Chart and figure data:
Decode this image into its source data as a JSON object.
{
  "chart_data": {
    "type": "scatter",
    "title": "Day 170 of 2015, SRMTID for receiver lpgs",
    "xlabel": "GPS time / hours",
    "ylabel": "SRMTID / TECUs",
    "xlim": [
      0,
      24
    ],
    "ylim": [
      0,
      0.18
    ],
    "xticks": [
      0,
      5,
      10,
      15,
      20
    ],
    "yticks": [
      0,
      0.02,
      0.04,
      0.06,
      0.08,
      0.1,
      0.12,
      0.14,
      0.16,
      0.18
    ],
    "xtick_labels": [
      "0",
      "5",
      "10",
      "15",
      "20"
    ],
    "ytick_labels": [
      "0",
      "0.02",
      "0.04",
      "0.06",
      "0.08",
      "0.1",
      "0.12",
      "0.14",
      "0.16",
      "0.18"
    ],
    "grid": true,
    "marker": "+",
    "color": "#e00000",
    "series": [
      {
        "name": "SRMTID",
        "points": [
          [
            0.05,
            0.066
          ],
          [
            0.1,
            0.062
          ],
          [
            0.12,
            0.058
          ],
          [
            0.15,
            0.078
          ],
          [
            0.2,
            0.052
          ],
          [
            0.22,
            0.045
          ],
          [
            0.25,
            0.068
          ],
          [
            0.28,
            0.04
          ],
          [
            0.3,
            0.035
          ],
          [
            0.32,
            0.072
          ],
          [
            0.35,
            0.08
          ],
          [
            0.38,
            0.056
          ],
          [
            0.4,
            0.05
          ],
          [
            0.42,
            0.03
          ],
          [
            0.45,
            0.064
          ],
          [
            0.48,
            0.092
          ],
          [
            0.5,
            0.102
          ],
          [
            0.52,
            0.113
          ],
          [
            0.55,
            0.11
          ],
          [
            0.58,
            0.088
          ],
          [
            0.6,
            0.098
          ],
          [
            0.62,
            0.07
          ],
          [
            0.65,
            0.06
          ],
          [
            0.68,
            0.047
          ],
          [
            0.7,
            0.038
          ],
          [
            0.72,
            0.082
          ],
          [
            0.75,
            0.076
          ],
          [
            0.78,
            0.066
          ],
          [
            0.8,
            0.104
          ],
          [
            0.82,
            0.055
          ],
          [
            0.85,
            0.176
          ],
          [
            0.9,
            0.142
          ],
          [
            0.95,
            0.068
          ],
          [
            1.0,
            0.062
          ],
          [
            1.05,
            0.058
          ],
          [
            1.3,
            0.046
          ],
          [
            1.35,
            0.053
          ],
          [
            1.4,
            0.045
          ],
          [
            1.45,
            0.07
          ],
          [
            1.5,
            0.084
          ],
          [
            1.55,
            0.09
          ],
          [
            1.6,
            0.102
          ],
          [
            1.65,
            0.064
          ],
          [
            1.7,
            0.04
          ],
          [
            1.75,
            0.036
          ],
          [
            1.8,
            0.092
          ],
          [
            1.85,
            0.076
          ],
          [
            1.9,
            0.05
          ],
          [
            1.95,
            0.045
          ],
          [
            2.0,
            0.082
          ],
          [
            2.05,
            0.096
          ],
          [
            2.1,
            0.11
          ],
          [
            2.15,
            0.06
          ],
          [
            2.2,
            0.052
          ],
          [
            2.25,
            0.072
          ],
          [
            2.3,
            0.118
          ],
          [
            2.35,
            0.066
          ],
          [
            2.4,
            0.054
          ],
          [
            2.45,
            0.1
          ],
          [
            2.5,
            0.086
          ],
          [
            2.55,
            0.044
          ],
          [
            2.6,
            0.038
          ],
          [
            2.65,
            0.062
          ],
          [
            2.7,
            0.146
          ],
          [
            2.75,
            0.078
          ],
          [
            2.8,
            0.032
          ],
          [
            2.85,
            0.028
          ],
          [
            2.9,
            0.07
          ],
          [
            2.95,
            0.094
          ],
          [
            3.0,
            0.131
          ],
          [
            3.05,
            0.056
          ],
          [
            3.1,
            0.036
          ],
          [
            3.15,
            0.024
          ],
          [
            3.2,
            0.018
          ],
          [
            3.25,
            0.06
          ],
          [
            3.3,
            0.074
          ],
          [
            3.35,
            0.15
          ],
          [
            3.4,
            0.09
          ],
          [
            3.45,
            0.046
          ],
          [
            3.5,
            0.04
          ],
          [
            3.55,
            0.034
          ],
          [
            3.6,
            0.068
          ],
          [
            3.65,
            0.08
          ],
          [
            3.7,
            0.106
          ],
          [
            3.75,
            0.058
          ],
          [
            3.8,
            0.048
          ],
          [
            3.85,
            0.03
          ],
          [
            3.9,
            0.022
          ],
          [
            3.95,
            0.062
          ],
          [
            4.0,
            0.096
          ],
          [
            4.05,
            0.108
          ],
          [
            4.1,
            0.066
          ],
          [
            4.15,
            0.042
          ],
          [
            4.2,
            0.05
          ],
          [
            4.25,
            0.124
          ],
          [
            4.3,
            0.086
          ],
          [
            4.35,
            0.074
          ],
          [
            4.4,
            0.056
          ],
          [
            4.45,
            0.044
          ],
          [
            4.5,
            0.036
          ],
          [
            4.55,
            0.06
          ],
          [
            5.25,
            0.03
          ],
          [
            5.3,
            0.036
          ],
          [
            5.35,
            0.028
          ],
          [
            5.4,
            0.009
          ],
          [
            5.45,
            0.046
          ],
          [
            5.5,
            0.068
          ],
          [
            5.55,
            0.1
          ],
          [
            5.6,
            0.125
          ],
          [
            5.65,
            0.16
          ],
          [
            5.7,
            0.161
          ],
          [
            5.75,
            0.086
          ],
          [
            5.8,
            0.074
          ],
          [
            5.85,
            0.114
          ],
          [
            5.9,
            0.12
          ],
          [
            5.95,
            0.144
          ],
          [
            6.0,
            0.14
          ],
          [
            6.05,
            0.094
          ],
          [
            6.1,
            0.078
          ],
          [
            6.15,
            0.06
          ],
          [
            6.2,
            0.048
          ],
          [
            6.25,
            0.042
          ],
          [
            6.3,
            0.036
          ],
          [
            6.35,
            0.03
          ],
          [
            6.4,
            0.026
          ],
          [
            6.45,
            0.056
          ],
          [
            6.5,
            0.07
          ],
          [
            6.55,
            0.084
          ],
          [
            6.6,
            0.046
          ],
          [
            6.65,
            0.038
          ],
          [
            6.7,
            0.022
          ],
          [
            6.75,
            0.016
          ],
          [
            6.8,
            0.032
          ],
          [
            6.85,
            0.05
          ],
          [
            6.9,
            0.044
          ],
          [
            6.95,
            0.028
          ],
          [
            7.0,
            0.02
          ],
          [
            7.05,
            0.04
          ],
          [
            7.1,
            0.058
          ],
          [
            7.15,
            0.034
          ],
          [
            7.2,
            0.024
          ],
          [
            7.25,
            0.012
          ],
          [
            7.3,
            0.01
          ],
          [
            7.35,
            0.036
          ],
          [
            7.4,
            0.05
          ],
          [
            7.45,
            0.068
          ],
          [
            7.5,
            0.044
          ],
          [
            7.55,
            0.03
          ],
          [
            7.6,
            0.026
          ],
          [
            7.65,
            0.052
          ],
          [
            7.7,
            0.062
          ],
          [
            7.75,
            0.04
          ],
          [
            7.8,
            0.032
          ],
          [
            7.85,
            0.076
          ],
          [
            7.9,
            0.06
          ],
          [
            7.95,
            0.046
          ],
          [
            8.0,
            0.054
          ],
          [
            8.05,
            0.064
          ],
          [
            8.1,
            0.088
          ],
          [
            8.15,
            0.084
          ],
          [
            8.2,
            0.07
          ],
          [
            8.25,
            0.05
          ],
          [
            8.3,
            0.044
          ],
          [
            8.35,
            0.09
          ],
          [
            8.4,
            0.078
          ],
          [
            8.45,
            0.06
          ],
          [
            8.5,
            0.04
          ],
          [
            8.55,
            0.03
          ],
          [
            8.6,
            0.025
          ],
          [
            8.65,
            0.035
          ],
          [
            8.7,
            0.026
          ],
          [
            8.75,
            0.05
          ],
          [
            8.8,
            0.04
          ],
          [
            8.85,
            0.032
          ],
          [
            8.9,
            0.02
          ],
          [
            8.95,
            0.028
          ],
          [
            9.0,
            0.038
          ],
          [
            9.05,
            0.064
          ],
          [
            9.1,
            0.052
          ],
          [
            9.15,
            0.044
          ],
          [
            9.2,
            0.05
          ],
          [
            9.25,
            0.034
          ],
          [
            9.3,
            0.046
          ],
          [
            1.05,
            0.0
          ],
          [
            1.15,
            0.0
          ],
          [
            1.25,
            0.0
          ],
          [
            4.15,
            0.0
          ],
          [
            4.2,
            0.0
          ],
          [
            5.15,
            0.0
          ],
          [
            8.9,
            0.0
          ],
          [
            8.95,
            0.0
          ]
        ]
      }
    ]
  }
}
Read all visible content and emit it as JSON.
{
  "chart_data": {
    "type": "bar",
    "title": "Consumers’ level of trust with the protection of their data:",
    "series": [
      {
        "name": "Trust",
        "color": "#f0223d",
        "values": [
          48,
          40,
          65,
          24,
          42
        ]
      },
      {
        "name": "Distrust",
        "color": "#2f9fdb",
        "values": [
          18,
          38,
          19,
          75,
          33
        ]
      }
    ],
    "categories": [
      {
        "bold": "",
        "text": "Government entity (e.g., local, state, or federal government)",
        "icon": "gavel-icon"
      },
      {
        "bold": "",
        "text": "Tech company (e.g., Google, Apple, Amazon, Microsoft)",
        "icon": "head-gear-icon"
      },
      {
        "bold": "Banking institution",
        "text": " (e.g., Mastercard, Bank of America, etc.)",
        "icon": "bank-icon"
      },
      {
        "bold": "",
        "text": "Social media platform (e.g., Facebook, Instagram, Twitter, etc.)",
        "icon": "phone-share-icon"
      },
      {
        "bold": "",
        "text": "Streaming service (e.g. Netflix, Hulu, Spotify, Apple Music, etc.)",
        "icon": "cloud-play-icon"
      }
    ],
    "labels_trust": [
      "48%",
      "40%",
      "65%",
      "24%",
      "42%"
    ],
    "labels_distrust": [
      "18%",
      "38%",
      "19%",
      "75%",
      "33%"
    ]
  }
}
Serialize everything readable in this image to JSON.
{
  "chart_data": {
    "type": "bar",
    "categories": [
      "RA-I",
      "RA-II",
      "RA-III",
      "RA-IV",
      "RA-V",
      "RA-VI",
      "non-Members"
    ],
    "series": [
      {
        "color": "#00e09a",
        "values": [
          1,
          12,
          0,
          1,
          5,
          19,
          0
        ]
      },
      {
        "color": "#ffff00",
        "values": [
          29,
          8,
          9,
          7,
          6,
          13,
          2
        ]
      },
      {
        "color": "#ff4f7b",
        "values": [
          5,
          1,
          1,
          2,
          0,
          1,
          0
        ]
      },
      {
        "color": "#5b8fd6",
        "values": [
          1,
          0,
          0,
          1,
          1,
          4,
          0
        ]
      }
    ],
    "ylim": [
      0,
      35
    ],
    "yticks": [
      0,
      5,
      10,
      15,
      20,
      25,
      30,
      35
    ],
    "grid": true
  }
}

Exercise goal: Scan the data above; copy every line where "icon" appears.

Written solution:
        "icon": "gavel-icon"
        "icon": "head-gear-icon"
        "icon": "bank-icon"
        "icon": "phone-share-icon"
        "icon": "cloud-play-icon"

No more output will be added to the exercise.